* [Brief]
Convert everything from the start of the records down to the line containing "- x-tick-label: -1: [66, 379, 77, 393]" into a JSON list of strings, one string per line, omitting blank lines.

Bounding box entries
———
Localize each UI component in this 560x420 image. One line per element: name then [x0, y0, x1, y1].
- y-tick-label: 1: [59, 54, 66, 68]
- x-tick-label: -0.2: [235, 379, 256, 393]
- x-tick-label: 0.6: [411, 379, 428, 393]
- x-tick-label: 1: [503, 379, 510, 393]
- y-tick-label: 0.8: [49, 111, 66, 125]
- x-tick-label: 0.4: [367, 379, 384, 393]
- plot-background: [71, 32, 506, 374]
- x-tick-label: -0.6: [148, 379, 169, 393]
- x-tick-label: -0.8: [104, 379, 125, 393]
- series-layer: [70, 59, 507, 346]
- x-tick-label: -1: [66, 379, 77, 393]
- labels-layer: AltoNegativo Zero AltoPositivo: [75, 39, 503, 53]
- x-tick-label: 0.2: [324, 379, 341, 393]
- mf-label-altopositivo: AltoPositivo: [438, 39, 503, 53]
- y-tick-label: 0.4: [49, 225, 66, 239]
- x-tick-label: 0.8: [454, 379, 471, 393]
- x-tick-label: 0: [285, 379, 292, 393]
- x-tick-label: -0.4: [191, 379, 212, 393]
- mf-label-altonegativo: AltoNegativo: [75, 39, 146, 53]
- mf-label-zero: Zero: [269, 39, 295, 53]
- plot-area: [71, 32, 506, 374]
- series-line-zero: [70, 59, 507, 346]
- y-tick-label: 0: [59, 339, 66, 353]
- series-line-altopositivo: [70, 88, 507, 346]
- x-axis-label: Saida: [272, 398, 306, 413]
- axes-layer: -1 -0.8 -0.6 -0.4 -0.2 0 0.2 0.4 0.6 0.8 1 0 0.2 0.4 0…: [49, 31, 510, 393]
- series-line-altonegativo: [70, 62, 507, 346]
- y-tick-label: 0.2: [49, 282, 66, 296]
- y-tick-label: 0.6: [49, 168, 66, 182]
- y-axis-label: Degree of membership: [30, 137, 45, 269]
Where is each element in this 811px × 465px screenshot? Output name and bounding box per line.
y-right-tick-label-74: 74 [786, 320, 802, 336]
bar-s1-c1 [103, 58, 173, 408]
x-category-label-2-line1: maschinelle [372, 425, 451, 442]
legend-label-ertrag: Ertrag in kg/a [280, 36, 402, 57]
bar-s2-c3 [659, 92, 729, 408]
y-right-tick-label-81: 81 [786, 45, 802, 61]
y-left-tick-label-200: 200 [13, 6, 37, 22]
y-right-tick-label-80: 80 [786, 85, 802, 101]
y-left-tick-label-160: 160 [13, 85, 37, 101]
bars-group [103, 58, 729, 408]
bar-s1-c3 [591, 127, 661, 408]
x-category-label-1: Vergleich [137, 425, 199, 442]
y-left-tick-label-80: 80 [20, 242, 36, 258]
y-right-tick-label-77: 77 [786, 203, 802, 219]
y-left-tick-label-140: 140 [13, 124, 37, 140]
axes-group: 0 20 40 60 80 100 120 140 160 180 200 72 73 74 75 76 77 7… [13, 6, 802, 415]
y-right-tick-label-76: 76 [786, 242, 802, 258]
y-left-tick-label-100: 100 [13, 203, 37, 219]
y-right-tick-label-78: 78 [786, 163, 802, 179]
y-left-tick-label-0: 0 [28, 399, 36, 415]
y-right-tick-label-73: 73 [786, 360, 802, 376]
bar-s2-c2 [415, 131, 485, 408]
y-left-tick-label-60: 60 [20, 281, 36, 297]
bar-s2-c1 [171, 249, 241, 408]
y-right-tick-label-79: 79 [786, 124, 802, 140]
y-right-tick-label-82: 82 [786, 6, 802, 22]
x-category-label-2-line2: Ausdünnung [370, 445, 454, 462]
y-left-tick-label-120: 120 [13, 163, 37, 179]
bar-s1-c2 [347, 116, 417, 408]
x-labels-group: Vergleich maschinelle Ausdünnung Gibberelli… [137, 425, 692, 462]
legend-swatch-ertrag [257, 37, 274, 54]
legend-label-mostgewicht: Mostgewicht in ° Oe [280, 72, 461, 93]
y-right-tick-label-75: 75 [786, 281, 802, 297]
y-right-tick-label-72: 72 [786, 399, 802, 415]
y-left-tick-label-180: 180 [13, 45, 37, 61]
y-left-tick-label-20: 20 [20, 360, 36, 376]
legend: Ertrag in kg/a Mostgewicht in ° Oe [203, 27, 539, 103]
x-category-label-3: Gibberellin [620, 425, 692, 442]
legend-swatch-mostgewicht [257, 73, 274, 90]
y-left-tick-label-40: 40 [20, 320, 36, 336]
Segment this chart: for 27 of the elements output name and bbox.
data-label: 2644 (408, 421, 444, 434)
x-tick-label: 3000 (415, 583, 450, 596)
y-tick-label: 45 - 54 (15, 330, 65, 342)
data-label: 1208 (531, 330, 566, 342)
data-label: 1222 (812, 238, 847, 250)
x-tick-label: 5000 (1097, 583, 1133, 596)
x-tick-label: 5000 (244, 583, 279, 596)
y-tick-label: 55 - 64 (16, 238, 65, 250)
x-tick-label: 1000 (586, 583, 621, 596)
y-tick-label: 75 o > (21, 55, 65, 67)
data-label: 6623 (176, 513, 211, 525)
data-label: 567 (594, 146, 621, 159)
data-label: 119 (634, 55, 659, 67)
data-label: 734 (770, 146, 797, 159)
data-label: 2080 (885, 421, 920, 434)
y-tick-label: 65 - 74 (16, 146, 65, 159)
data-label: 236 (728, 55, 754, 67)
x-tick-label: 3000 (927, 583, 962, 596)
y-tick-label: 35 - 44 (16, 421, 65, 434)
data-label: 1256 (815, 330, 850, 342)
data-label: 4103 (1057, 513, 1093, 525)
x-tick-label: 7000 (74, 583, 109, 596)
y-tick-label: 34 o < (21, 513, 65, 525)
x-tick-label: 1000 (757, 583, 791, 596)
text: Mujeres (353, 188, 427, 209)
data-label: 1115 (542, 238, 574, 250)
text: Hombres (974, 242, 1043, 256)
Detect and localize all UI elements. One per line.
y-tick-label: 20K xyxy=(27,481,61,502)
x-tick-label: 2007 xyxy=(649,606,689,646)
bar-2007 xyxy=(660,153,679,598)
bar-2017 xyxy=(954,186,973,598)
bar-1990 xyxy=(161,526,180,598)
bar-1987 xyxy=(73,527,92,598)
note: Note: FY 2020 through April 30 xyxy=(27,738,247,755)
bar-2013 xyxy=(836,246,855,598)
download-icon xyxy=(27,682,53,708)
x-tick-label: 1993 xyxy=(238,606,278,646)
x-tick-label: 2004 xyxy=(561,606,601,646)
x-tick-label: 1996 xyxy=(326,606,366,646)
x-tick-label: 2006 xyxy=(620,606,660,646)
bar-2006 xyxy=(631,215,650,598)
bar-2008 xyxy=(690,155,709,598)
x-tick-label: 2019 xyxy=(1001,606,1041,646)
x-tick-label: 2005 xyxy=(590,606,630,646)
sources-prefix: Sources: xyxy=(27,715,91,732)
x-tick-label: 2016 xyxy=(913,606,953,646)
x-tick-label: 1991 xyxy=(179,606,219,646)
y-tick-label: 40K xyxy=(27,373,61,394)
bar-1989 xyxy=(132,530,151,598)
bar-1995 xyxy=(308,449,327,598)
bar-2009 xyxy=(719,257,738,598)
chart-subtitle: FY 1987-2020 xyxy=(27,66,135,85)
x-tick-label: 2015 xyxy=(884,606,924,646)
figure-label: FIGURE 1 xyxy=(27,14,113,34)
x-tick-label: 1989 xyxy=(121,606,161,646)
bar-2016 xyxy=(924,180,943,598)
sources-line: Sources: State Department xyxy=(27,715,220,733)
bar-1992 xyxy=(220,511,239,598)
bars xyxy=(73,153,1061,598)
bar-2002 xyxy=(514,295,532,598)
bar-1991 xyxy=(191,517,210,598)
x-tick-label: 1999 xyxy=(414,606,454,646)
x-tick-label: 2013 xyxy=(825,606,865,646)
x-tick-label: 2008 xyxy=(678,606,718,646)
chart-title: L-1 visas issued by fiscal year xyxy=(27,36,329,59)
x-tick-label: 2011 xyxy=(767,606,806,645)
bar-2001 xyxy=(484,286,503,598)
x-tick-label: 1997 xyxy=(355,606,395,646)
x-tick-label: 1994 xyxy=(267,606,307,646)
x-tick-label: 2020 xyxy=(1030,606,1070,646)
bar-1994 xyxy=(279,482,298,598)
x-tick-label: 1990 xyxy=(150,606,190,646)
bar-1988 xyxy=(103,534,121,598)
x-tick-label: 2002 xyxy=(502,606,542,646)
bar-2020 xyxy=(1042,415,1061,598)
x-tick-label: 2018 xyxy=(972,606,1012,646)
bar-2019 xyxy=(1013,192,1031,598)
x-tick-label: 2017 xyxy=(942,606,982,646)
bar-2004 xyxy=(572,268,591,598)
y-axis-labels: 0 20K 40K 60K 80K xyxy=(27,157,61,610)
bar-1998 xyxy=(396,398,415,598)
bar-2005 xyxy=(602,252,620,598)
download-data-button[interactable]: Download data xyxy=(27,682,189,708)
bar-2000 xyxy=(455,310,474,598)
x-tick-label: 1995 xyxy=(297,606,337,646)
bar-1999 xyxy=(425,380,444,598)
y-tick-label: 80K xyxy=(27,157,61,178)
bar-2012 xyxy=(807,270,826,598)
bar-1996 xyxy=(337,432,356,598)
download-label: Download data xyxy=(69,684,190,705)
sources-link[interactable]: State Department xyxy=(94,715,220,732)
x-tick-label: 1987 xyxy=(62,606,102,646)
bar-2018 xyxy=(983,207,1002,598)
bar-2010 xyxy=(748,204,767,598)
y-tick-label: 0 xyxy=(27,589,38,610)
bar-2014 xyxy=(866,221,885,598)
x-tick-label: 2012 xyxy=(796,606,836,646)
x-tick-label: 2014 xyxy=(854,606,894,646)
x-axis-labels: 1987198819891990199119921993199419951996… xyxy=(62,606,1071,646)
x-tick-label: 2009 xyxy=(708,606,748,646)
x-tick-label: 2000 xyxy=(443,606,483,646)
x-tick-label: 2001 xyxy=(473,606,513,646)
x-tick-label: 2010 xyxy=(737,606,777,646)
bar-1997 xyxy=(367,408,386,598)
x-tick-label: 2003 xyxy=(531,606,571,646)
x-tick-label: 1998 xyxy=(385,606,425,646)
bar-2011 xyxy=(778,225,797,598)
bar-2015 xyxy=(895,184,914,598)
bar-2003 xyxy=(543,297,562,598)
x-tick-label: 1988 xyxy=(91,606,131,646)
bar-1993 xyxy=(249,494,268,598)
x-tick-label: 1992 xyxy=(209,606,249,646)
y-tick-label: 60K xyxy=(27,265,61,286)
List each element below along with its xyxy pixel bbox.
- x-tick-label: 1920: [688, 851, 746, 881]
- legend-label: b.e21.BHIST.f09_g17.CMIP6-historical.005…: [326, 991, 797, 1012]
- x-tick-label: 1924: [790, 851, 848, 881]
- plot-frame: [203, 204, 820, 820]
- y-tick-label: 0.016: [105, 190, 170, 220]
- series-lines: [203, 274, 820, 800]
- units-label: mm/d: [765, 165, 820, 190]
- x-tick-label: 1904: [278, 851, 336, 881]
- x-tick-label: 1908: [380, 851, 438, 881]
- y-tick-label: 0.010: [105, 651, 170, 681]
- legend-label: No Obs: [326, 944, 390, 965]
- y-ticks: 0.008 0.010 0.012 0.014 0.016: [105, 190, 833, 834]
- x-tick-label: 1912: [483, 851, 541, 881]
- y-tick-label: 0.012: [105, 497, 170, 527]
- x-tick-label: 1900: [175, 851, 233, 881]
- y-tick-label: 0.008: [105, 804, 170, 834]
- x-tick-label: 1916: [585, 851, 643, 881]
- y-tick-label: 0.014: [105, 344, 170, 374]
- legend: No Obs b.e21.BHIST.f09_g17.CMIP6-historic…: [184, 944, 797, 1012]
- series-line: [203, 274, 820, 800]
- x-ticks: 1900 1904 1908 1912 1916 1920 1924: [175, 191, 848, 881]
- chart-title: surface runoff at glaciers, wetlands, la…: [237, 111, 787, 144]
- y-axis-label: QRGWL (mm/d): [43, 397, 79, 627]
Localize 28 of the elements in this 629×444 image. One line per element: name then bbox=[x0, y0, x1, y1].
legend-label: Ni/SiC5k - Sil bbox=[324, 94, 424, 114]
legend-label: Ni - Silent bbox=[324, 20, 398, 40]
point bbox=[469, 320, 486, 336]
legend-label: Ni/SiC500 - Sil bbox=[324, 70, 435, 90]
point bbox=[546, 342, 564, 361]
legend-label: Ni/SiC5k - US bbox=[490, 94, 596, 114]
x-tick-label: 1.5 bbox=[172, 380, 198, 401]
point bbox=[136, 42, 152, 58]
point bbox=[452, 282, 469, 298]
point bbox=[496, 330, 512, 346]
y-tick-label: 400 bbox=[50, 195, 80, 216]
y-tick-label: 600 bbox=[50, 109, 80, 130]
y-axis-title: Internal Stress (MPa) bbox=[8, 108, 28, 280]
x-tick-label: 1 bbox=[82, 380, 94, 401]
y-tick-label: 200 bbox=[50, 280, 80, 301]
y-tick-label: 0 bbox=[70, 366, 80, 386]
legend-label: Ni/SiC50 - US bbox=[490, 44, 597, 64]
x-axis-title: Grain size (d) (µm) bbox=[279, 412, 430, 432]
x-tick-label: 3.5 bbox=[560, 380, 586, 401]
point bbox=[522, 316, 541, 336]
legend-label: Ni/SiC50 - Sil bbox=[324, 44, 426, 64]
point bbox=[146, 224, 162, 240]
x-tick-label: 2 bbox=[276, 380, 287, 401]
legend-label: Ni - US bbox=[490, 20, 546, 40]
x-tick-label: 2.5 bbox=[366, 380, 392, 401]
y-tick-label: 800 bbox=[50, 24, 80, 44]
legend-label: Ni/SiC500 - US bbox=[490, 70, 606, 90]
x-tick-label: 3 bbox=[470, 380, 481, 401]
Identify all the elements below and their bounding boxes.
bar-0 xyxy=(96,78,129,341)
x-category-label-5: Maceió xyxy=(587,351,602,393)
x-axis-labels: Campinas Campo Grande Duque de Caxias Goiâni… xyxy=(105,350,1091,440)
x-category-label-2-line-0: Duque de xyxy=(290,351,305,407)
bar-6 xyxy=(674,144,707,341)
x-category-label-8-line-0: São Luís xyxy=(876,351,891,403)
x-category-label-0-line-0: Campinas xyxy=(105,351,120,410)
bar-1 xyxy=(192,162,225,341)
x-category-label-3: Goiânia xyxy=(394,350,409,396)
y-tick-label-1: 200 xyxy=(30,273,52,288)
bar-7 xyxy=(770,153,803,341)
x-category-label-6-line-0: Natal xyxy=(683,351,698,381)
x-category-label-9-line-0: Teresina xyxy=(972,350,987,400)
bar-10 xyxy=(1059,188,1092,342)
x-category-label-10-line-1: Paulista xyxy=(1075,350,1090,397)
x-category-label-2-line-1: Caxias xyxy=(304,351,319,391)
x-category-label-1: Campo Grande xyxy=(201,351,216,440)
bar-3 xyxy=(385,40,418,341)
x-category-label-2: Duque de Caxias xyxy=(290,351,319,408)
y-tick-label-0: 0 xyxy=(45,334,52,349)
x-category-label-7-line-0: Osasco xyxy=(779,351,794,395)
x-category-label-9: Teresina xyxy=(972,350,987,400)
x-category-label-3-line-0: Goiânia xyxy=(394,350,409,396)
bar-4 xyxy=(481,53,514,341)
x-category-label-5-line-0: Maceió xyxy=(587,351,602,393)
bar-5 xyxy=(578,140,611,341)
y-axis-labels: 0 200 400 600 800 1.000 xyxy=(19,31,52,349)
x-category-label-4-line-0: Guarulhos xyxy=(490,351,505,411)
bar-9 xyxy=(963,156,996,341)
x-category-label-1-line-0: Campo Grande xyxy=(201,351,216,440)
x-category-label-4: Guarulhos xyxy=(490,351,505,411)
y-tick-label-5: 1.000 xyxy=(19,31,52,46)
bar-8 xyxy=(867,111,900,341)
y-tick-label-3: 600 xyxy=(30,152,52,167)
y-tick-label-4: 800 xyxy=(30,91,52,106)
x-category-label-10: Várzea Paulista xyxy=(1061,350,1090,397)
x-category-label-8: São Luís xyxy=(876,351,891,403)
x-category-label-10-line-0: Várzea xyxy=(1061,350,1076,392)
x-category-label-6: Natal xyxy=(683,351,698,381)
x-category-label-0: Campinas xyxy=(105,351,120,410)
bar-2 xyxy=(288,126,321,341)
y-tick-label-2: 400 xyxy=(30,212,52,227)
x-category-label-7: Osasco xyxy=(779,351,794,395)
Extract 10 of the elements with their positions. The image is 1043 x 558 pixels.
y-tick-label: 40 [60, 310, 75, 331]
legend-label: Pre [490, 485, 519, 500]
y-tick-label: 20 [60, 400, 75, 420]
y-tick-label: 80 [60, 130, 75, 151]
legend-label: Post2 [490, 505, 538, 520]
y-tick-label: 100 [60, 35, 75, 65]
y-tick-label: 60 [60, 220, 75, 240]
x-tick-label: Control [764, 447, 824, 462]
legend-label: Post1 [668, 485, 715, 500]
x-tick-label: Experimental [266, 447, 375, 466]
———
* [Exercise answer]
[
  "Localize each UI component in this 560x420 image. One line per element: name then [x0, y0, x1, y1].",
  "- y-tick-label: 1: [59, 54, 66, 68]",
  "- x-tick-label: -0.2: [235, 379, 256, 393]",
  "- x-tick-label: 0.6: [411, 379, 428, 393]",
  "- x-tick-label: 1: [503, 379, 510, 393]",
  "- y-tick-label: 0.8: [49, 111, 66, 125]",
  "- x-tick-label: 0.4: [367, 379, 384, 393]",
  "- plot-background: [71, 32, 506, 374]",
  "- x-tick-label: -0.6: [148, 379, 169, 393]",
  "- x-tick-label: -0.8: [104, 379, 125, 393]",
  "- series-layer: [70, 59, 507, 346]",
  "- x-tick-label: -1: [66, 379, 77, 393]"
]